(Data entries)
━━━━━━━━━━━━━━━━

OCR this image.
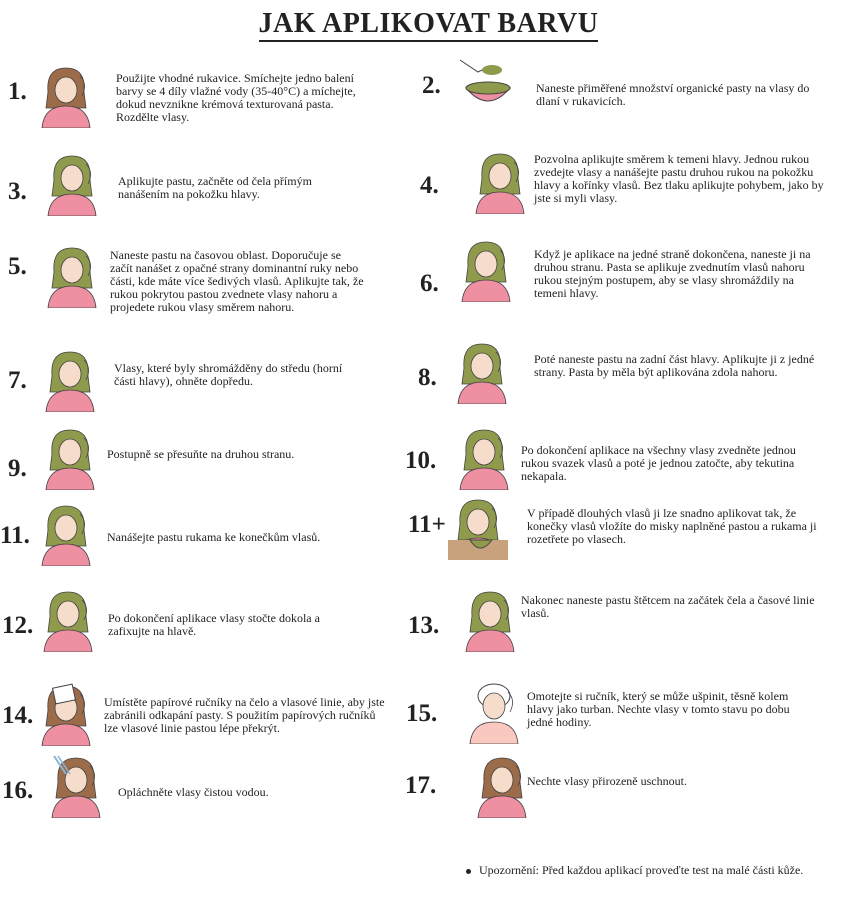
JAK APLIKOVAT BARVU
1.	Použijte vhodné rukavice. Smíchejte jedno balení barvy se 4 díly vlažné vody (35-40°C) a míchejte, dokud nevznikne krémová texturovaná pasta. Rozdělte vlasy.
2.	Naneste přiměřené množství organické pasty na vlasy do dlaní v rukavicích.
3.	Aplikujte pastu, začněte od čela přímým nanášením na pokožku hlavy.	4.
Pozvolna aplikujte směrem k temeni hlavy. Jednou rukou zvedejte vlasy a nanášejte pastu druhou rukou na pokožku hlavy a kořínky vlasů. Bez tlaku aplikujte pohybem, jako by jste si myli vlasy.
5.	Naneste pastu na časovou oblast. Doporučuje se začít nanášet z opačné strany dominantní ruky nebo části, kde máte více šedivých vlasů. Aplikujte tak, že rukou pokrytou pastou zvednete vlasy nahoru a projedete rukou vlasy směrem nahoru.
6.
Když je aplikace na jedné straně dokončena, naneste ji na druhou stranu. Pasta se aplikuje zvednutím vlasů nahoru rukou stejným postupem, aby se vlasy shromáždily na temeni hlavy.
7.	Vlasy, které byly shromážděny do středu (horní části hlavy), ohněte dopředu.	8.
Poté naneste pastu na zadní část hlavy. Aplikujte ji z jedné strany. Pasta by měla být aplikována zdola nahoru.
9.
Postupně se přesuňte na druhou stranu.	10.	Po dokončení aplikace na všechny vlasy zvedněte jednou rukou svazek vlasů a poté je jednou zatočte, aby tekutina nekapala.
11.	Nanášejte pastu rukama ke konečkům vlasů.	11+	V případě dlouhých vlasů ji lze snadno aplikovat tak, že konečky vlasů vložíte do misky naplněné pastou a rukama ji rozetřete po vlasech.
12.	Po dokončení aplikace vlasy stočte dokola a zafixujte na hlavě.	13.
Nakonec naneste pastu štětcem na začátek čela a časové linie vlasů.
14.	Umístěte papírové ručníky na čelo a vlasové linie, aby jste zabránili odkapání pasty. S použitím papírových ručníků lze vlasové linie pastou lépe překrýt.
15.
Omotejte si ručník, který se může ušpinit, těsně kolem hlavy jako turban. Nechte vlasy v tomto stavu po dobu jedné hodiny.
16.	Opláchněte vlasy čistou vodou.	17.	Nechte vlasy přirozeně uschnout.
Upozornění: Před každou aplikací proveďte test na malé části kůže.
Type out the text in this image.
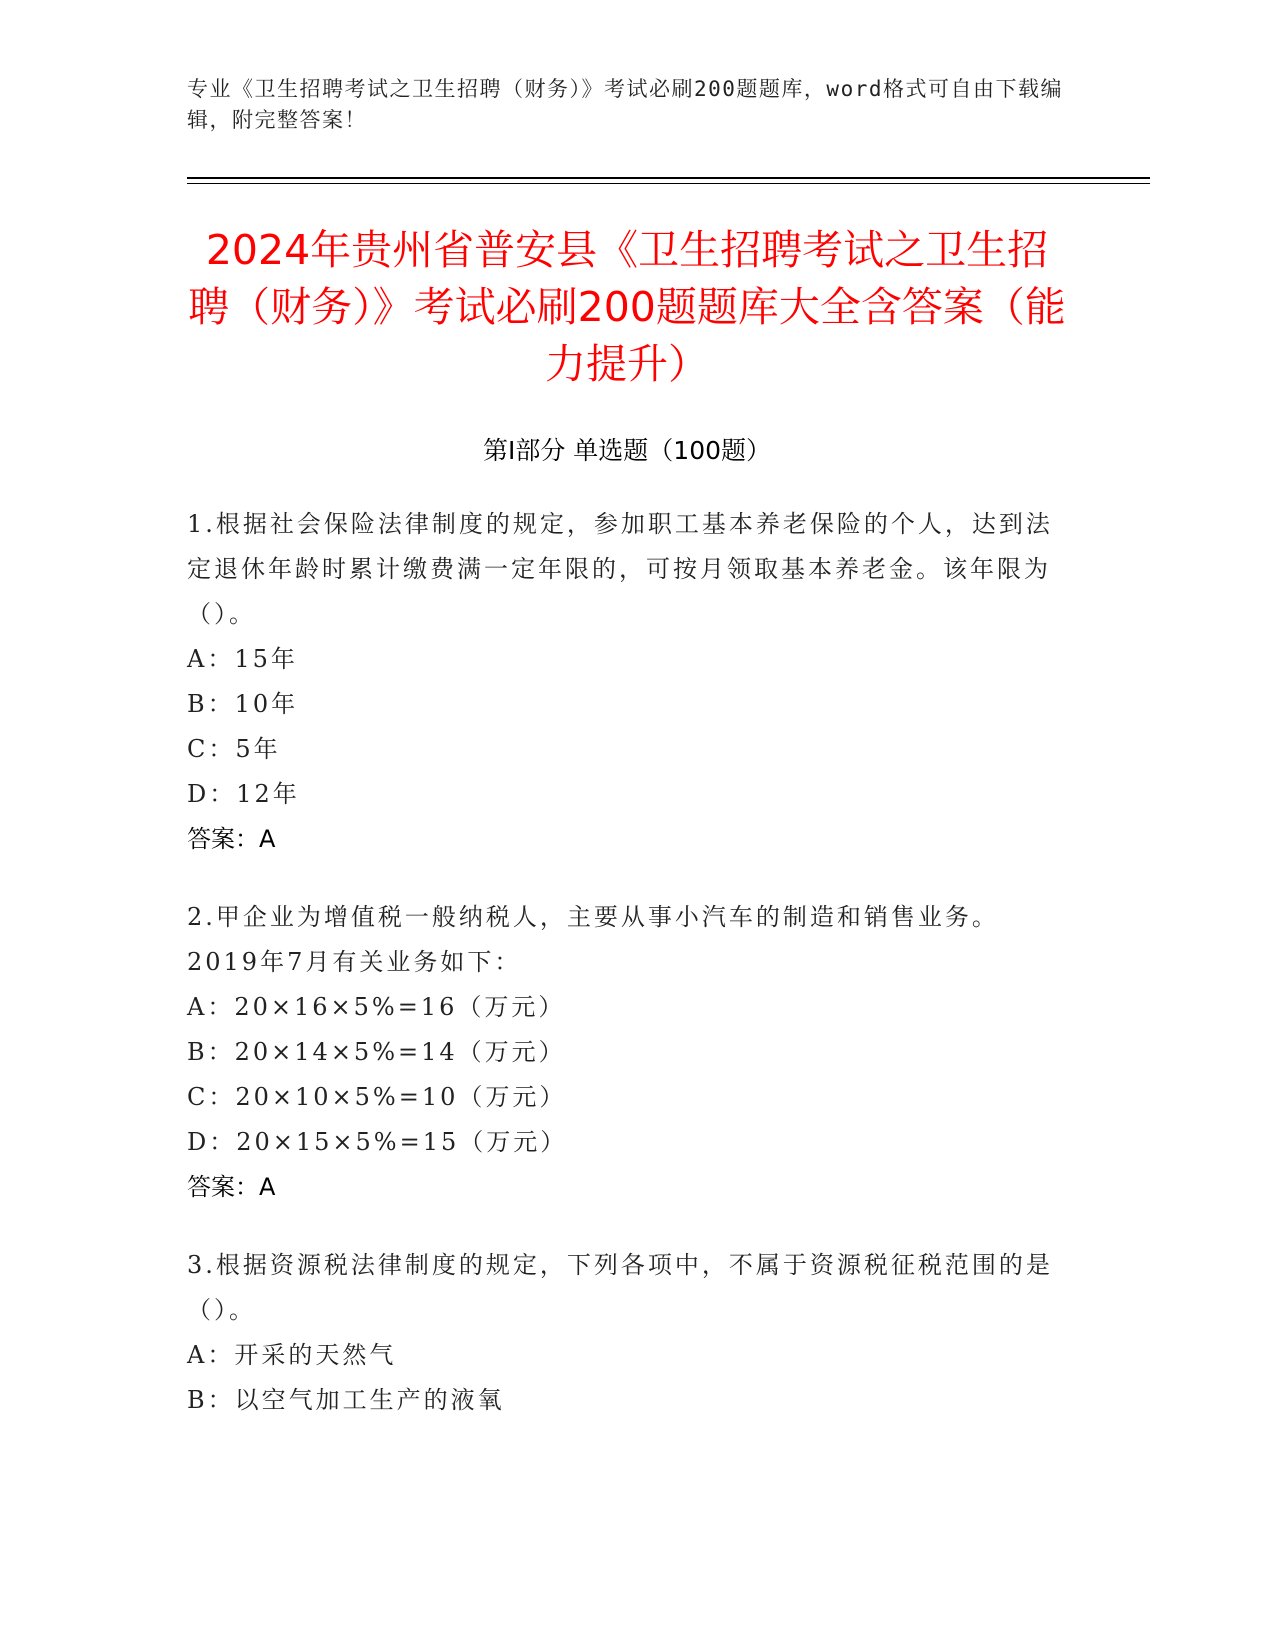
专业《卫生招聘考试之卫生招聘（财务）》考试必刷200题题库，word格式可自由下载编辑，附完整答案！
2024年贵州省普安县《卫生招聘考试之卫生招聘（财务）》考试必刷200题题库大全含答案（能力提升）
第I部分 单选题（100题）

1.根据社会保险法律制度的规定，参加职工基本养老保险的个人，达到法定退休年龄时累计缴费满一定年限的，可按月领取基本养老金。该年限为（）。

A：15年

B：10年

C：5年

D：12年

答案：A

2.甲企业为增值税一般纳税人，主要从事小汽车的制造和销售业务。2019年7月有关业务如下：

A：20×16×5%=16（万元）

B：20×14×5%=14（万元）

C：20×10×5%=10（万元）

D：20×15×5%=15（万元）

答案：A

3.根据资源税法律制度的规定，下列各项中，不属于资源税征税范围的是（）。

A：开采的天然气

B：以空气加工生产的液氧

━━━━━━━━━━━━━━━━

• _TASK TO CARRY OUT_: Quote each entry above verbatim and drop the pictures.

• _WORKED ANSWER_:
OCR this image.
JAK APLIKOVAT BARVU
1.	Použijte vhodné rukavice. Smíchejte jedno balení barvy se 4 díly vlažné vody (35-40°C) a míchejte, dokud nevznikne krémová texturovaná pasta. Rozdělte vlasy.
2.	Naneste přiměřené množství organické pasty na vlasy do dlaní v rukavicích.
3.	Aplikujte pastu, začněte od čela přímým nanášením na pokožku hlavy.	4.
Pozvolna aplikujte směrem k temeni hlavy. Jednou rukou zvedejte vlasy a nanášejte pastu druhou rukou na pokožku hlavy a kořínky vlasů. Bez tlaku aplikujte pohybem, jako by jste si myli vlasy.
5.	Naneste pastu na časovou oblast. Doporučuje se začít nanášet z opačné strany dominantní ruky nebo části, kde máte více šedivých vlasů. Aplikujte tak, že rukou pokrytou pastou zvednete vlasy nahoru a projedete rukou vlasy směrem nahoru.
6.
Když je aplikace na jedné straně dokončena, naneste ji na druhou stranu. Pasta se aplikuje zvednutím vlasů nahoru rukou stejným postupem, aby se vlasy shromáždily na temeni hlavy.
7.	Vlasy, které byly shromážděny do středu (horní části hlavy), ohněte dopředu.	8.
Poté naneste pastu na zadní část hlavy. Aplikujte ji z jedné strany. Pasta by měla být aplikována zdola nahoru.
9.
Postupně se přesuňte na druhou stranu.	10.	Po dokončení aplikace na všechny vlasy zvedněte jednou rukou svazek vlasů a poté je jednou zatočte, aby tekutina nekapala.
11.	Nanášejte pastu rukama ke konečkům vlasů.	11+	V případě dlouhých vlasů ji lze snadno aplikovat tak, že konečky vlasů vložíte do misky naplněné pastou a rukama ji rozetřete po vlasech.
12.	Po dokončení aplikace vlasy stočte dokola a zafixujte na hlavě.	13.
Nakonec naneste pastu štětcem na začátek čela a časové linie vlasů.
14.	Umístěte papírové ručníky na čelo a vlasové linie, aby jste zabránili odkapání pasty. S použitím papírových ručníků lze vlasové linie pastou lépe překrýt.
15.
Omotejte si ručník, který se může ušpinit, těsně kolem hlavy jako turban. Nechte vlasy v tomto stavu po dobu jedné hodiny.
16.	Opláchněte vlasy čistou vodou.	17.	Nechte vlasy přirozeně uschnout.
Upozornění: Před každou aplikací proveďte test na malé části kůže.
Type out the text in this image.
专业《卫生招聘考试之卫生招聘（财务）》考试必刷200题题库，word格式可自由下载编辑，附完整答案！
2024年贵州省普安县《卫生招聘考试之卫生招聘（财务）》考试必刷200题题库大全含答案（能力提升）
第I部分 单选题（100题）

1.根据社会保险法律制度的规定，参加职工基本养老保险的个人，达到法定退休年龄时累计缴费满一定年限的，可按月领取基本养老金。该年限为（）。

A：15年

B：10年

C：5年

D：12年

答案：A

2.甲企业为增值税一般纳税人，主要从事小汽车的制造和销售业务。2019年7月有关业务如下：

A：20×16×5%=16（万元）

B：20×14×5%=14（万元）

C：20×10×5%=10（万元）

D：20×15×5%=15（万元）

答案：A

3.根据资源税法律制度的规定，下列各项中，不属于资源税征税范围的是（）。

A：开采的天然气

B：以空气加工生产的液氧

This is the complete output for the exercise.